» Data to use:

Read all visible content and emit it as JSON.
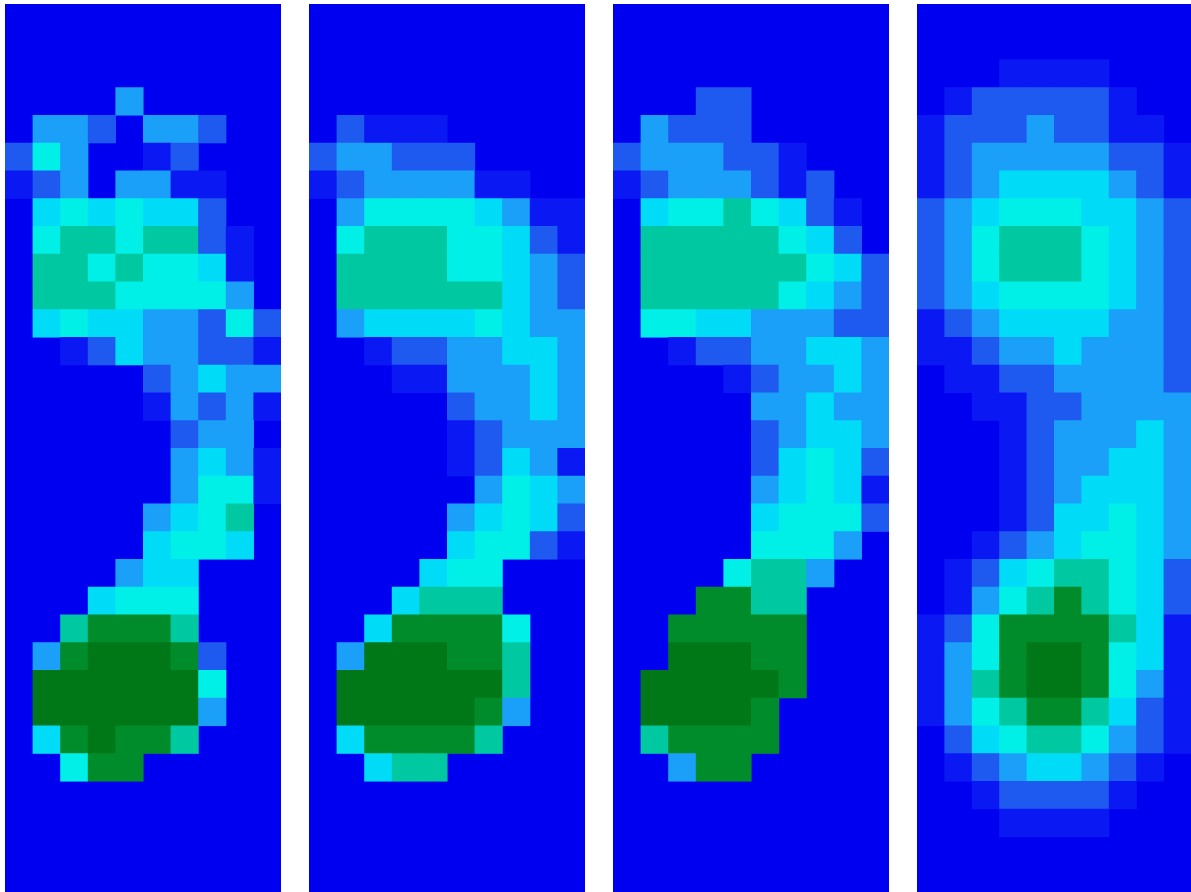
{
  "figure": {
    "type": "pressure-heatmap-panels",
    "panel_count": 4,
    "grid": {
      "columns": 10,
      "rows": 32
    },
    "colors": {
      "background_low": "#0000f0",
      "low": "#0a18f4",
      "mid_low": "#1e5af0",
      "mid": "#1aa0f8",
      "mid_high": "#00dcf8",
      "high": "#00f0e8",
      "higher": "#00c8a0",
      "peak": "#008c2a",
      "peak_max": "#007818"
    },
    "panels": [
      {
        "id": "panel-1",
        "variant": "sharp"
      },
      {
        "id": "panel-2",
        "variant": "sharp"
      },
      {
        "id": "panel-3",
        "variant": "sharp"
      },
      {
        "id": "panel-4",
        "variant": "smooth"
      }
    ]
  }
}
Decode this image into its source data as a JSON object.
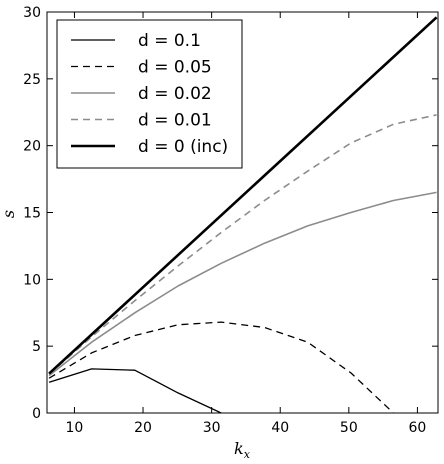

» Task to carry out:
Repeat the data exactly, excluding the pictures.

» Output for this task:
Read all visible content and emit it as JSON.
{
  "figure": {
    "type": "pressure-heatmap-panels",
    "panel_count": 4,
    "grid": {
      "columns": 10,
      "rows": 32
    },
    "colors": {
      "background_low": "#0000f0",
      "low": "#0a18f4",
      "mid_low": "#1e5af0",
      "mid": "#1aa0f8",
      "mid_high": "#00dcf8",
      "high": "#00f0e8",
      "higher": "#00c8a0",
      "peak": "#008c2a",
      "peak_max": "#007818"
    },
    "panels": [
      {
        "id": "panel-1",
        "variant": "sharp"
      },
      {
        "id": "panel-2",
        "variant": "sharp"
      },
      {
        "id": "panel-3",
        "variant": "sharp"
      },
      {
        "id": "panel-4",
        "variant": "smooth"
      }
    ]
  }
}
Decode this image into its source data as a JSON object.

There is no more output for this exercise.